= What the exercise asks =
Read the material below and tally how many lines hold the word "chevron", giving the number and nothing else.
......
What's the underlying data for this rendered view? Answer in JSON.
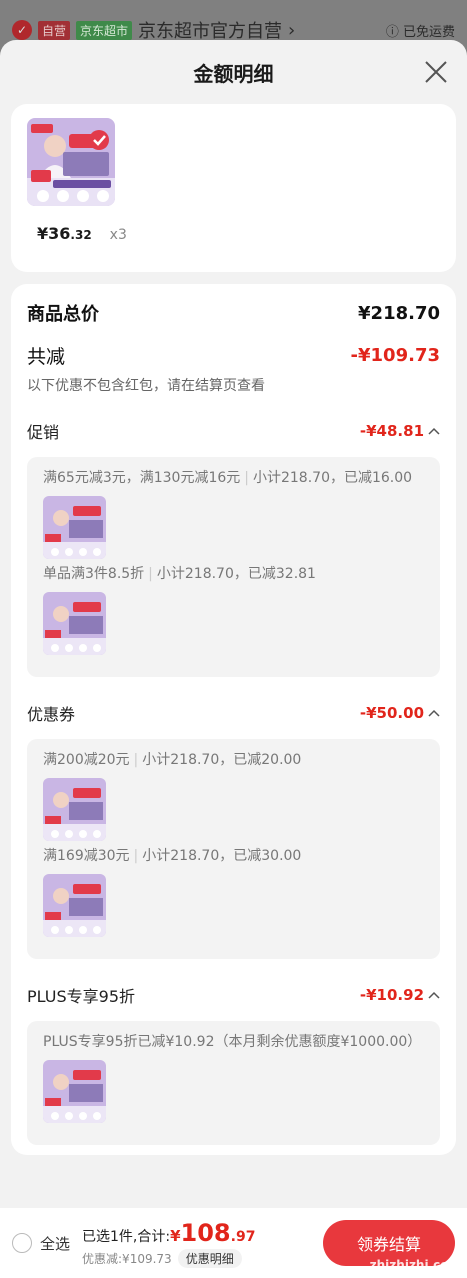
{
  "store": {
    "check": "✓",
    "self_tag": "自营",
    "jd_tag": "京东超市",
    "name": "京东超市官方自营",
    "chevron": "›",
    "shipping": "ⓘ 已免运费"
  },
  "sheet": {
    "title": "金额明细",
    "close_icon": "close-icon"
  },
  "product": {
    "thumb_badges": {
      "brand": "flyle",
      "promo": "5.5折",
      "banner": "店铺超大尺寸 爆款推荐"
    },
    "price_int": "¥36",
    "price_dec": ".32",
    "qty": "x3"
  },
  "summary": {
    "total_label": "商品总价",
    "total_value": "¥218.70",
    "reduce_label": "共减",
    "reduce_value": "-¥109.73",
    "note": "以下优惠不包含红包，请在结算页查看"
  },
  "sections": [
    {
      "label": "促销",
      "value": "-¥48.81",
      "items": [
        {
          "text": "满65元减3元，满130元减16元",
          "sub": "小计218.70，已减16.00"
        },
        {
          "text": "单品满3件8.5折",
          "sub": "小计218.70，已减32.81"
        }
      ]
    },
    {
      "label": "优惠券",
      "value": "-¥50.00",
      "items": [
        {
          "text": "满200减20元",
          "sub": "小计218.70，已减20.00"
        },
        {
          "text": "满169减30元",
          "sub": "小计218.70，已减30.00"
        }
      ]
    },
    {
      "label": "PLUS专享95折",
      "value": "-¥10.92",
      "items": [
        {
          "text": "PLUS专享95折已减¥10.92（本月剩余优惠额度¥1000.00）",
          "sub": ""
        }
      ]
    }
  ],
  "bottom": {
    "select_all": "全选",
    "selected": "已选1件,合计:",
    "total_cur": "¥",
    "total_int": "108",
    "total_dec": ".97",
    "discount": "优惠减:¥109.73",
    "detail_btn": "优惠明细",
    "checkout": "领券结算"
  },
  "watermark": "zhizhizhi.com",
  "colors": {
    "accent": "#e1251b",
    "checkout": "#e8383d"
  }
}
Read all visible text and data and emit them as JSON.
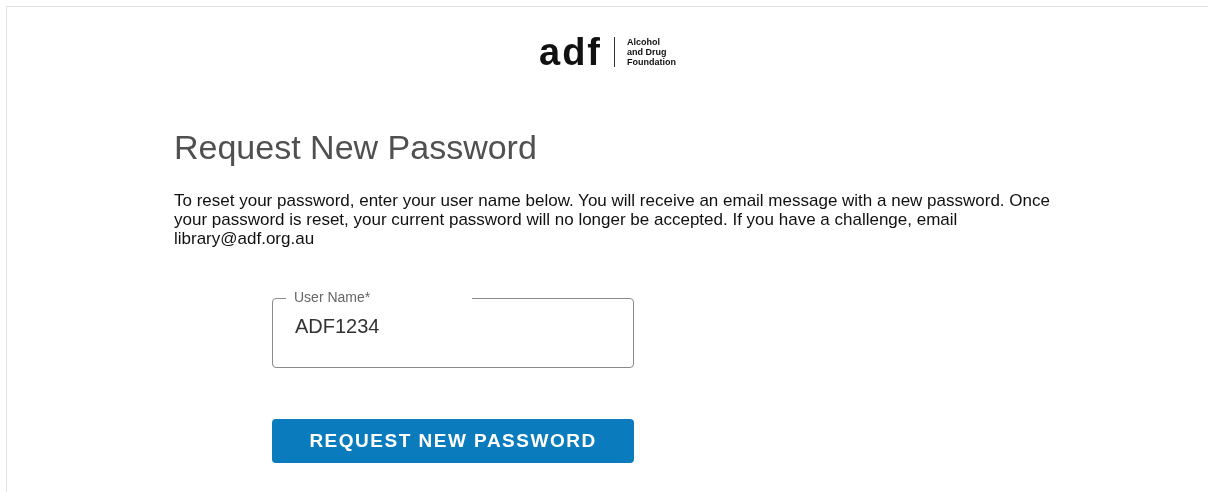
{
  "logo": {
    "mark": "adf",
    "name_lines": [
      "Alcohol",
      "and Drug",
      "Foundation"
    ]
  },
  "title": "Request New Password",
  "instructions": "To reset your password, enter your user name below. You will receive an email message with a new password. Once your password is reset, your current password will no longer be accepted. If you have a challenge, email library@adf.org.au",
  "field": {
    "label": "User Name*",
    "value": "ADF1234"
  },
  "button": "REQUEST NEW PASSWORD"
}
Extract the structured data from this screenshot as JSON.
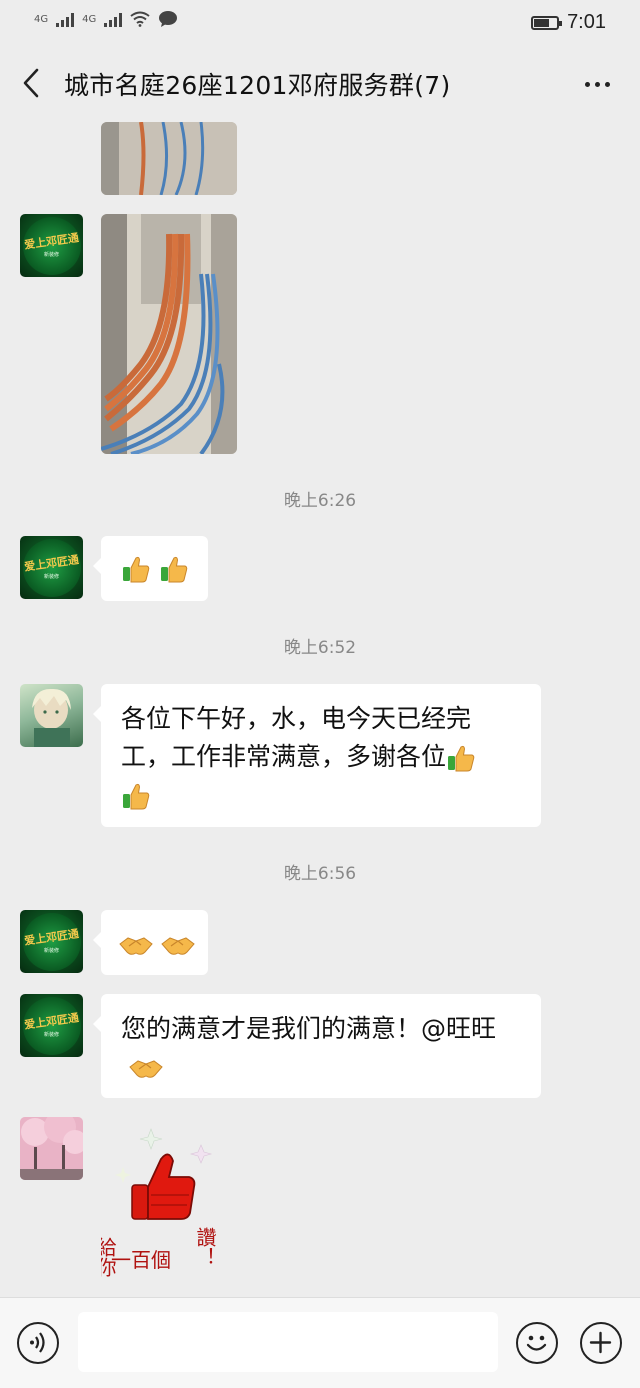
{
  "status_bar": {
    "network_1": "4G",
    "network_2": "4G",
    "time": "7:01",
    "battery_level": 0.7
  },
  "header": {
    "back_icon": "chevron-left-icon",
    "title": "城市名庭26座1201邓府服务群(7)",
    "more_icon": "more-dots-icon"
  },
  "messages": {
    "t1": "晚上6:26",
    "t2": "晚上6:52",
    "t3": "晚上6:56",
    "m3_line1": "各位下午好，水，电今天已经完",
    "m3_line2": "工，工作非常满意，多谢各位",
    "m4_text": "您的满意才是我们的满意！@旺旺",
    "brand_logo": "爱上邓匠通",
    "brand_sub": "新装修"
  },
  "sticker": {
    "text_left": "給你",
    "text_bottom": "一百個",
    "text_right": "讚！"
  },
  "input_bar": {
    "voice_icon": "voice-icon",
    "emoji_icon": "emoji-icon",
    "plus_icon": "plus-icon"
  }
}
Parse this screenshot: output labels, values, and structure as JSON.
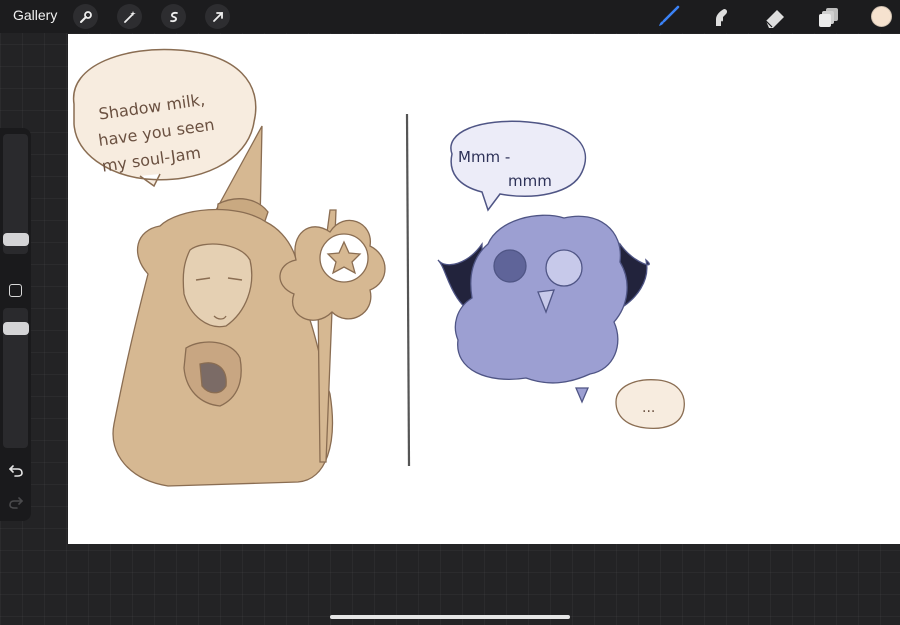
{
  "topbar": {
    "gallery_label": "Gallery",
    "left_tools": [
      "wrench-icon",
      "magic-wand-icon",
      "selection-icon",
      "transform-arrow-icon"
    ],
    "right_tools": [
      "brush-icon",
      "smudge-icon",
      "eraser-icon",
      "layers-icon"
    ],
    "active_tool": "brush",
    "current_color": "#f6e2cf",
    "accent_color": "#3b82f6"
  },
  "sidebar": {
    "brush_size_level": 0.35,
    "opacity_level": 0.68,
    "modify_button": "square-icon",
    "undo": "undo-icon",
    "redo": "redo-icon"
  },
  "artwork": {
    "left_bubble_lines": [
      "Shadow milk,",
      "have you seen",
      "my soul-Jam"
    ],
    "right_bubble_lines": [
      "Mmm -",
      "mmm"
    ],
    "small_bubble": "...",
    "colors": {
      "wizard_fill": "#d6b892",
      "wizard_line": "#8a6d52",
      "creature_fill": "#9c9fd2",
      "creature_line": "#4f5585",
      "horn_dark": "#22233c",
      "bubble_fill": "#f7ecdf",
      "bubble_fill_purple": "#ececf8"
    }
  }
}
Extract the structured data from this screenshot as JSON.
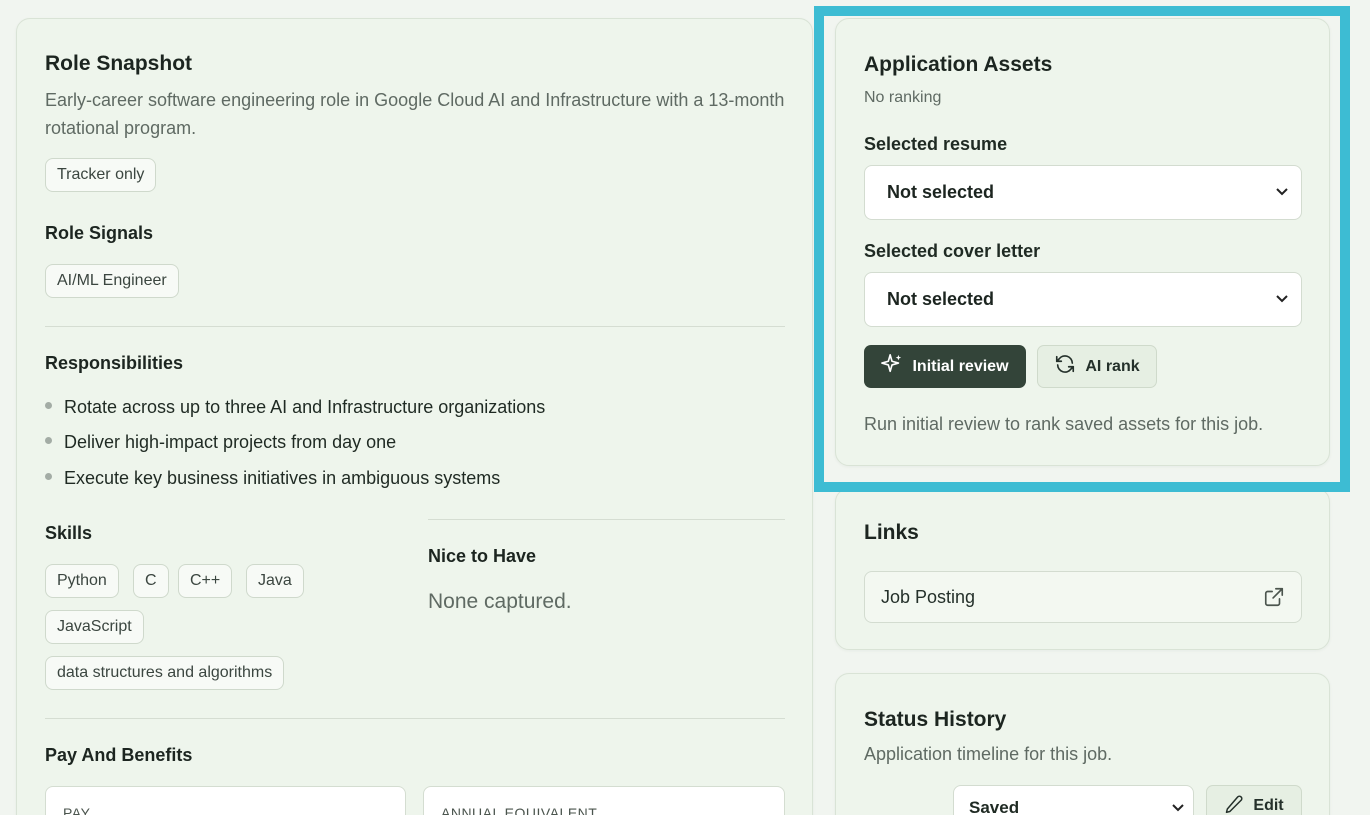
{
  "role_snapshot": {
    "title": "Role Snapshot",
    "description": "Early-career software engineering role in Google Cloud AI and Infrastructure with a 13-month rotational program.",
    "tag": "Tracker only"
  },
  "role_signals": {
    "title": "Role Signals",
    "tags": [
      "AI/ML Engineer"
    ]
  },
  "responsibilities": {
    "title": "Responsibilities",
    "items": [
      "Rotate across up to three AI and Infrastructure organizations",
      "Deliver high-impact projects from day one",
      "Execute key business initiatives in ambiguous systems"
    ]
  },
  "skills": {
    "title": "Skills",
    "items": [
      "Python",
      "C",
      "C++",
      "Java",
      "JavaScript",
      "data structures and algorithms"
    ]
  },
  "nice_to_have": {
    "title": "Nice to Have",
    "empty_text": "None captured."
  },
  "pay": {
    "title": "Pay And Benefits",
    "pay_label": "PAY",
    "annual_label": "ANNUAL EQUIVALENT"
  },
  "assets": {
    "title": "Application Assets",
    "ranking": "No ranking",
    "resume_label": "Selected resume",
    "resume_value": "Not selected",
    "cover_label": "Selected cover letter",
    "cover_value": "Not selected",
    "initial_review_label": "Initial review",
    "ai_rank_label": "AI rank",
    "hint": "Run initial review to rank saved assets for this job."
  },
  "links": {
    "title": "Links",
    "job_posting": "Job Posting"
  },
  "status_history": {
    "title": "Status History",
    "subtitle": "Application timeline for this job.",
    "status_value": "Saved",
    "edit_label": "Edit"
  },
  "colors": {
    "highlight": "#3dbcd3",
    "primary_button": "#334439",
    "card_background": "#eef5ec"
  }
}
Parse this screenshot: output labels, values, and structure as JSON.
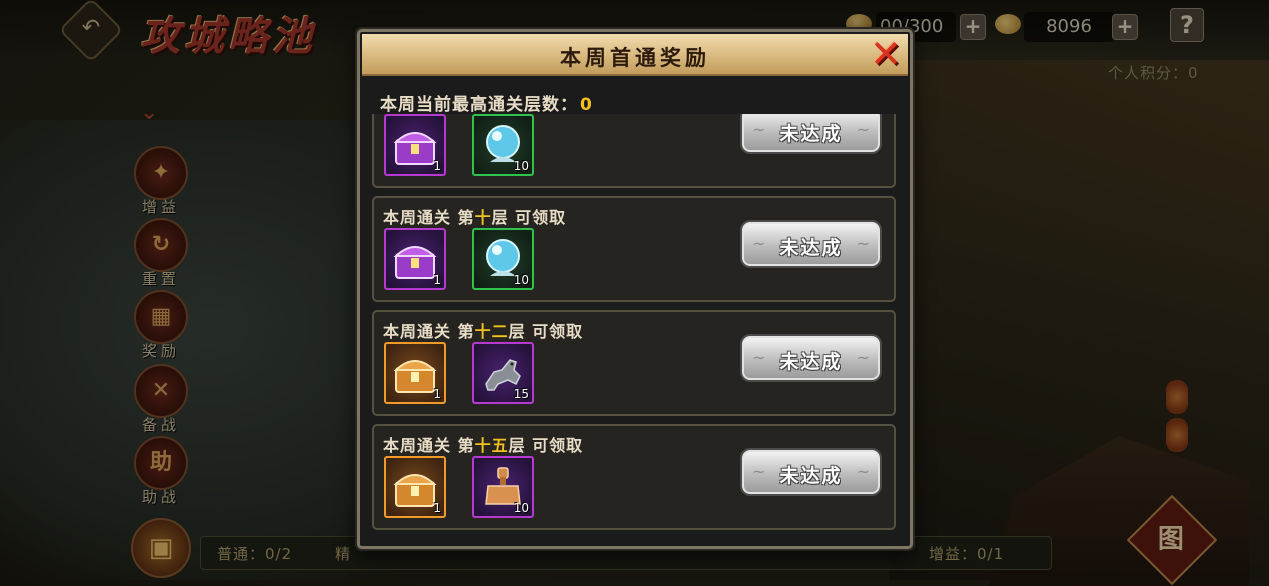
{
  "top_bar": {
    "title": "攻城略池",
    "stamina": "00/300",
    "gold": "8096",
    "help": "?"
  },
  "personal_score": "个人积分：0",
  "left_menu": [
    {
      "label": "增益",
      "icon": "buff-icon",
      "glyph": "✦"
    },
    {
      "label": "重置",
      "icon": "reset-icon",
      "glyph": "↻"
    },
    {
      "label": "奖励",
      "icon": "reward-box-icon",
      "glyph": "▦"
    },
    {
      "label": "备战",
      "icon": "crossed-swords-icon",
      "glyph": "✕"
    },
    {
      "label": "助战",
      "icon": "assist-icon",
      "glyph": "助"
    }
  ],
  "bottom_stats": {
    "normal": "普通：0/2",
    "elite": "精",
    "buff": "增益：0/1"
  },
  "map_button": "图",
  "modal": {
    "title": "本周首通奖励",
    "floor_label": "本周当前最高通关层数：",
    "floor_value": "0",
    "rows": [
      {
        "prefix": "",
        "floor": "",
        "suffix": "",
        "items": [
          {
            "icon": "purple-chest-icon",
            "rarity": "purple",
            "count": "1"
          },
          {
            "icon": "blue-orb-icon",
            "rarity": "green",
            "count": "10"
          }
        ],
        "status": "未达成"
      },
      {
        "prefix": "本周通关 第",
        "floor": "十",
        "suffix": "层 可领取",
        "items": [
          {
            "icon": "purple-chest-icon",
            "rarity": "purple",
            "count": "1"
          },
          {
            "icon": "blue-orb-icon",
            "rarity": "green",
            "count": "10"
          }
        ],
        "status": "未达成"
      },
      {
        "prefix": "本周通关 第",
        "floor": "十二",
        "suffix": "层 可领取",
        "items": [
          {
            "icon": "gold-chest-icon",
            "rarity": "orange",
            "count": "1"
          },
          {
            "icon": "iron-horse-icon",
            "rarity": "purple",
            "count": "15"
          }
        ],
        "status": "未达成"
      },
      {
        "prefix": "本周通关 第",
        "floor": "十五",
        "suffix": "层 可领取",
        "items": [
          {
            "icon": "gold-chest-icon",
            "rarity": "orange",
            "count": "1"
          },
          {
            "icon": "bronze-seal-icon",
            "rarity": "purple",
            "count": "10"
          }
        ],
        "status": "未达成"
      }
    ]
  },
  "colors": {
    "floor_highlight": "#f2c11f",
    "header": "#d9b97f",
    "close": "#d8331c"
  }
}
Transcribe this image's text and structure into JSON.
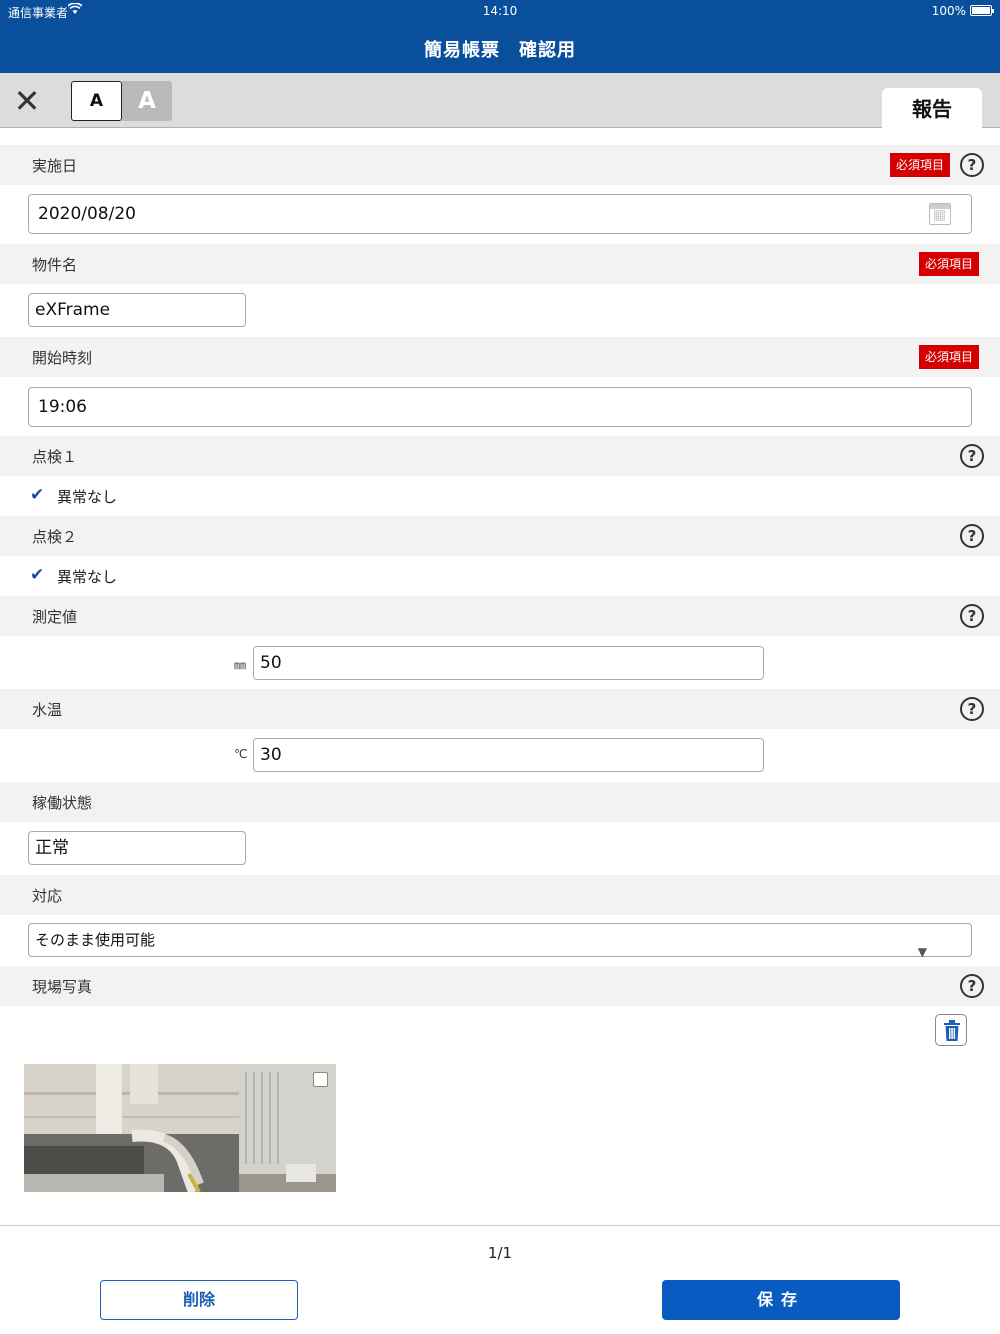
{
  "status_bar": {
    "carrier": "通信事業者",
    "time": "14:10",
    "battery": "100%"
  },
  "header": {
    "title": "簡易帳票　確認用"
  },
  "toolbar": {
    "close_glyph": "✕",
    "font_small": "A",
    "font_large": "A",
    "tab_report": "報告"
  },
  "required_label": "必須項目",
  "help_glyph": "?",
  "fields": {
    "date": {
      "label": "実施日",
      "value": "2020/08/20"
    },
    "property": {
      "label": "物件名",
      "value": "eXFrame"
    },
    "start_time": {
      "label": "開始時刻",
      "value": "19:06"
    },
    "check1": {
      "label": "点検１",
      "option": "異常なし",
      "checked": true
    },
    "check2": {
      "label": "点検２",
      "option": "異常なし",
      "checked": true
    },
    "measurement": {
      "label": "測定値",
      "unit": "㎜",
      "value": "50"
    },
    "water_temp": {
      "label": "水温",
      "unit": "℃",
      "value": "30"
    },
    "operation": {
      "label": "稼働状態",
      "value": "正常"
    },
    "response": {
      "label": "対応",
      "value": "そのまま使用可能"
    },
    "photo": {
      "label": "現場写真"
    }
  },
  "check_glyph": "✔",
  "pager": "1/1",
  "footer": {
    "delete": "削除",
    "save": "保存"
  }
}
......
= Finished task =
2